**What you need to do**
The answer should be a single number: how many lines of the entries below hold the word "Chrome".

+++ Exercise input

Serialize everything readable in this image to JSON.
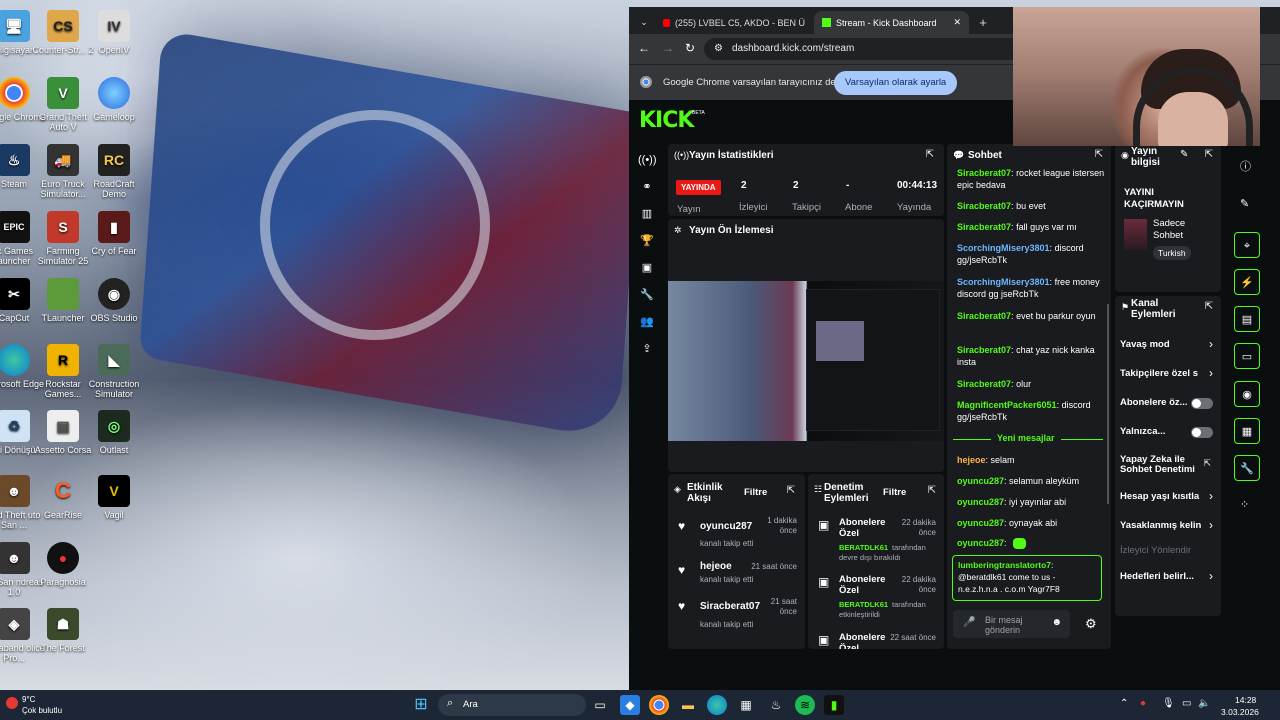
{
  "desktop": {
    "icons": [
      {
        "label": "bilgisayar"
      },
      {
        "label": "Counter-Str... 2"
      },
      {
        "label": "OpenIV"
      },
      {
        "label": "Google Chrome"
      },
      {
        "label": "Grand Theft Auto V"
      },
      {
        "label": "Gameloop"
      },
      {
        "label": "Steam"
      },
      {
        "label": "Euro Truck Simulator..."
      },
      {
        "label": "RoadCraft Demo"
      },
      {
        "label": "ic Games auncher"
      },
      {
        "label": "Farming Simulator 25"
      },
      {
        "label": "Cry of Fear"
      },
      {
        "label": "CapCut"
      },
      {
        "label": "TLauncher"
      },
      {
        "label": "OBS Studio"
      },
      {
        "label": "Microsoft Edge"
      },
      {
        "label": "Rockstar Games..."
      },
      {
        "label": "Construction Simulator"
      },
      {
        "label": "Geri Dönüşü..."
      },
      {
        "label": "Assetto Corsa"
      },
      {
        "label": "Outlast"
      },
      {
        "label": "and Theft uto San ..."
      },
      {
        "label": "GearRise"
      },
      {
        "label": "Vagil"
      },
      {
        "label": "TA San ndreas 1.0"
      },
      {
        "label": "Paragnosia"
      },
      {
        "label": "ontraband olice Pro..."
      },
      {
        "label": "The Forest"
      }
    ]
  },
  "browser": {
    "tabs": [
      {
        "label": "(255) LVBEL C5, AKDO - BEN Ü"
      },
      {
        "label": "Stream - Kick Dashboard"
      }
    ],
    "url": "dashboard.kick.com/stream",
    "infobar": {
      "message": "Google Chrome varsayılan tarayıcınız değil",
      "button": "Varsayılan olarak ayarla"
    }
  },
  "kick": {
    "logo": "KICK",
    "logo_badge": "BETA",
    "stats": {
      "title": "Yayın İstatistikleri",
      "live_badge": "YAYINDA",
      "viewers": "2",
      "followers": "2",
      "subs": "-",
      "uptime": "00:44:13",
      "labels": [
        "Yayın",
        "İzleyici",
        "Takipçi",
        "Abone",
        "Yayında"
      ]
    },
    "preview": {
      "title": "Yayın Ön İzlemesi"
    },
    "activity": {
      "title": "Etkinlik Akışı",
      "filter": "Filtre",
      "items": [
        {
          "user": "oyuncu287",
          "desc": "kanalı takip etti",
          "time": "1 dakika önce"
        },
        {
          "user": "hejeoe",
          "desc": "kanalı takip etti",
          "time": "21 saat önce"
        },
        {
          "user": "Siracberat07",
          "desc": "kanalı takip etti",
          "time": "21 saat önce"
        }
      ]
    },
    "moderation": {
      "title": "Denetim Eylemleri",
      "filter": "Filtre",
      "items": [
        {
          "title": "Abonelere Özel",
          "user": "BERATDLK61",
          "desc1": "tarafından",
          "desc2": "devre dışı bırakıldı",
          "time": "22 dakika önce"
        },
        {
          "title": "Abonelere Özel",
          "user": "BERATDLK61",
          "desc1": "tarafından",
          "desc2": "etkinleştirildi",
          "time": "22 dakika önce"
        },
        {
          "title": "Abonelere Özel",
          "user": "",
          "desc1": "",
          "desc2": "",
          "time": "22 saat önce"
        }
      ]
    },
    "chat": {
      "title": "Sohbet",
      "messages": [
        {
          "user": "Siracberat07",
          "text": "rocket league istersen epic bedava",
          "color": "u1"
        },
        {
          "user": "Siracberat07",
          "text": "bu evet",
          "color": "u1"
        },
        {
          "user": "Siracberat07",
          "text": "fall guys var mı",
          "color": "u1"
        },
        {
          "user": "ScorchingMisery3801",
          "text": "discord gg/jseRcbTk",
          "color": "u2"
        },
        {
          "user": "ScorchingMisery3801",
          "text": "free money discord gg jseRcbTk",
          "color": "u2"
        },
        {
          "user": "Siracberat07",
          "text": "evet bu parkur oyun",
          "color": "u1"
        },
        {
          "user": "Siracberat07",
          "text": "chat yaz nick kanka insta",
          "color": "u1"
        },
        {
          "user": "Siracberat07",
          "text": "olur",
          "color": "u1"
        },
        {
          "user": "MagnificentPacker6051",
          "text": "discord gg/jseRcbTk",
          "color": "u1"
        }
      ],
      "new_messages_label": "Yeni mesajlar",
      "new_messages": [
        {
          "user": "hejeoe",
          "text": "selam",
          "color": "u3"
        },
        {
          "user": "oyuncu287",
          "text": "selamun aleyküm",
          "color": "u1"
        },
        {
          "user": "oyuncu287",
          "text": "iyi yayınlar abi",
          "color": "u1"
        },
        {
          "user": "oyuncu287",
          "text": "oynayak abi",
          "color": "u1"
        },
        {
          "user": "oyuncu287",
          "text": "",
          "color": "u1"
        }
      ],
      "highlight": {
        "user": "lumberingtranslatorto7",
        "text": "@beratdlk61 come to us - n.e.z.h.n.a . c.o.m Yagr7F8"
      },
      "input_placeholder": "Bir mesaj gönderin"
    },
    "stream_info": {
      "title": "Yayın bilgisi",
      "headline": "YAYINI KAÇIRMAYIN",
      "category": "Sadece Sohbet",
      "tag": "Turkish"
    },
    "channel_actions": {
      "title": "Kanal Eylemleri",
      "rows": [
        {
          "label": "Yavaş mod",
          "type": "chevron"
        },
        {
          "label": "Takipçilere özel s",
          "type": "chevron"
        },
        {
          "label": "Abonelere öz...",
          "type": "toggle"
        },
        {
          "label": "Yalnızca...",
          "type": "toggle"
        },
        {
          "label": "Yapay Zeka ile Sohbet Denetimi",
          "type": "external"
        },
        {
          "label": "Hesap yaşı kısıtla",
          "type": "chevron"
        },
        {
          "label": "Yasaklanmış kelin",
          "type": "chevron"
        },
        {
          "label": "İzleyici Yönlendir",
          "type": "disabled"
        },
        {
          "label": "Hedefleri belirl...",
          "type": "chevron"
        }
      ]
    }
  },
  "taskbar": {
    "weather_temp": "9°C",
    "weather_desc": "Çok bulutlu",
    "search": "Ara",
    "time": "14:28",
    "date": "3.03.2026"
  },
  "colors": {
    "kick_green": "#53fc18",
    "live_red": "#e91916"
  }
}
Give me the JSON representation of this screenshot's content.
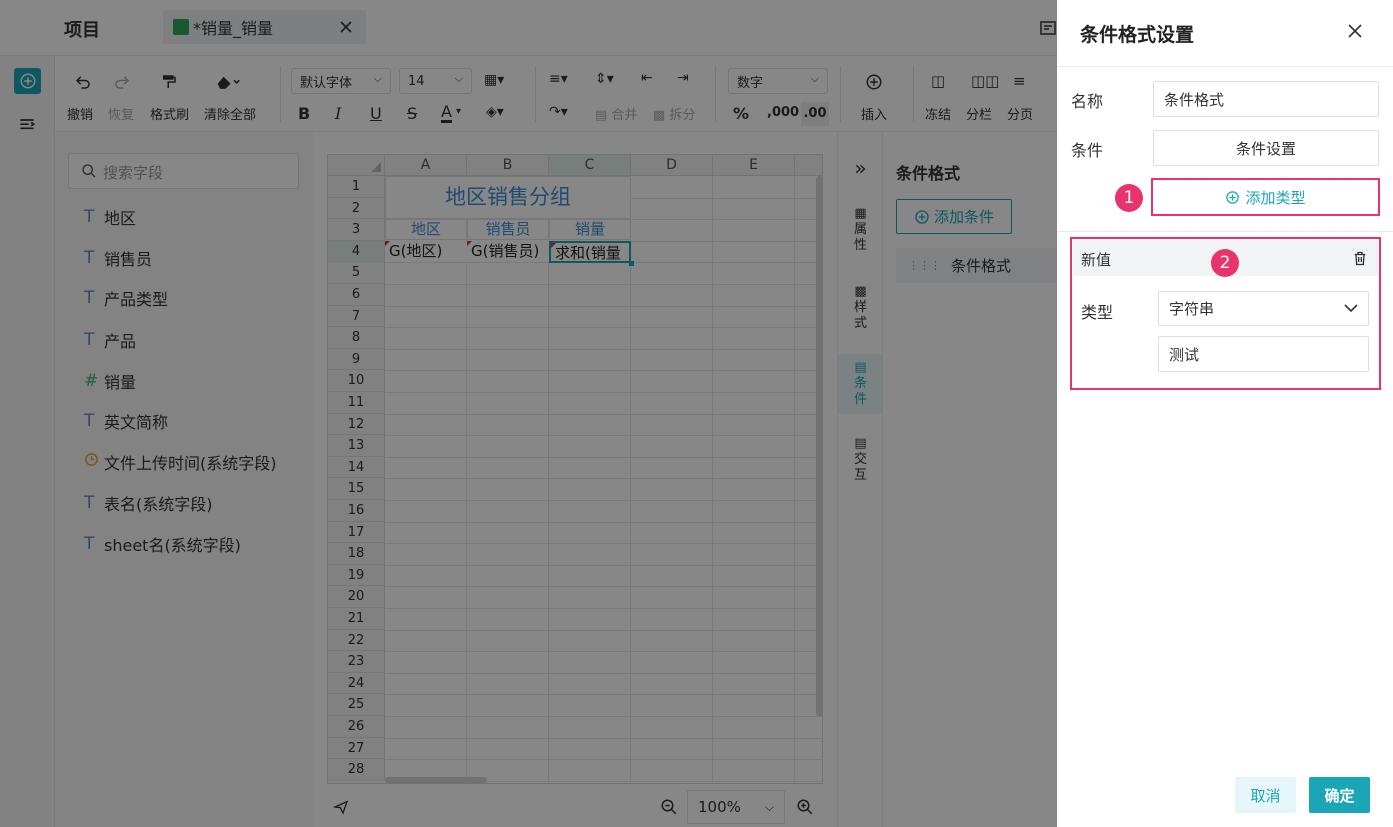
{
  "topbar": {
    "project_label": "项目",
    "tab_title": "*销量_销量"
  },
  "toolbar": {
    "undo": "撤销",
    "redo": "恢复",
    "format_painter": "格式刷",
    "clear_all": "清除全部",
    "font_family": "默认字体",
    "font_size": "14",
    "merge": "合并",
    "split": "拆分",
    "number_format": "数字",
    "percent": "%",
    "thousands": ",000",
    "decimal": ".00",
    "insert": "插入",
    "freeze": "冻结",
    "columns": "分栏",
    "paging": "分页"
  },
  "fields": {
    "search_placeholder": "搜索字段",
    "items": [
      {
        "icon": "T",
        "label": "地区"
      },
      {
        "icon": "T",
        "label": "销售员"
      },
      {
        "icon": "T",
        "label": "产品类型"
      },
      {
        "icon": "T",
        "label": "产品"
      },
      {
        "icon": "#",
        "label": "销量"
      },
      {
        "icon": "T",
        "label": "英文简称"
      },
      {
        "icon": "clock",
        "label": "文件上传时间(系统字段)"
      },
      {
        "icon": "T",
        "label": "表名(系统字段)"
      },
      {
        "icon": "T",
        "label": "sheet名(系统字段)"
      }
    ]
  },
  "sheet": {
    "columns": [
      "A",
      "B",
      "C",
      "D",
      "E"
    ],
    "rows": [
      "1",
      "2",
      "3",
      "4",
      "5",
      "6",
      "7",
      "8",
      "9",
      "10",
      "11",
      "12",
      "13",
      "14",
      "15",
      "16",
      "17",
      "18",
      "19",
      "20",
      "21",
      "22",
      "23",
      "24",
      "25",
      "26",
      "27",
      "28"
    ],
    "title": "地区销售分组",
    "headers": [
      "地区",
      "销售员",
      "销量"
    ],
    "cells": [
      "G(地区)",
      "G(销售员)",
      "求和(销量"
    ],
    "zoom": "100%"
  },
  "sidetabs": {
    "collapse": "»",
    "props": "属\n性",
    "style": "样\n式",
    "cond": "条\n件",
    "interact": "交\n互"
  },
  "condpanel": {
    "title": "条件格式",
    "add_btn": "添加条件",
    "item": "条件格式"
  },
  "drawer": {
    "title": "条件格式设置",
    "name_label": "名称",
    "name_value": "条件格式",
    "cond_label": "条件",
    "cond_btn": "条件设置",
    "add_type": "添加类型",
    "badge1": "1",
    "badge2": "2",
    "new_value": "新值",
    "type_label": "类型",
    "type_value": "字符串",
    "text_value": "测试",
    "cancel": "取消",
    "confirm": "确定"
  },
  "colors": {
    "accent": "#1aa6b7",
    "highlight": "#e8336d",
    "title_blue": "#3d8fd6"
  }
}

++++++

**Right answer**
2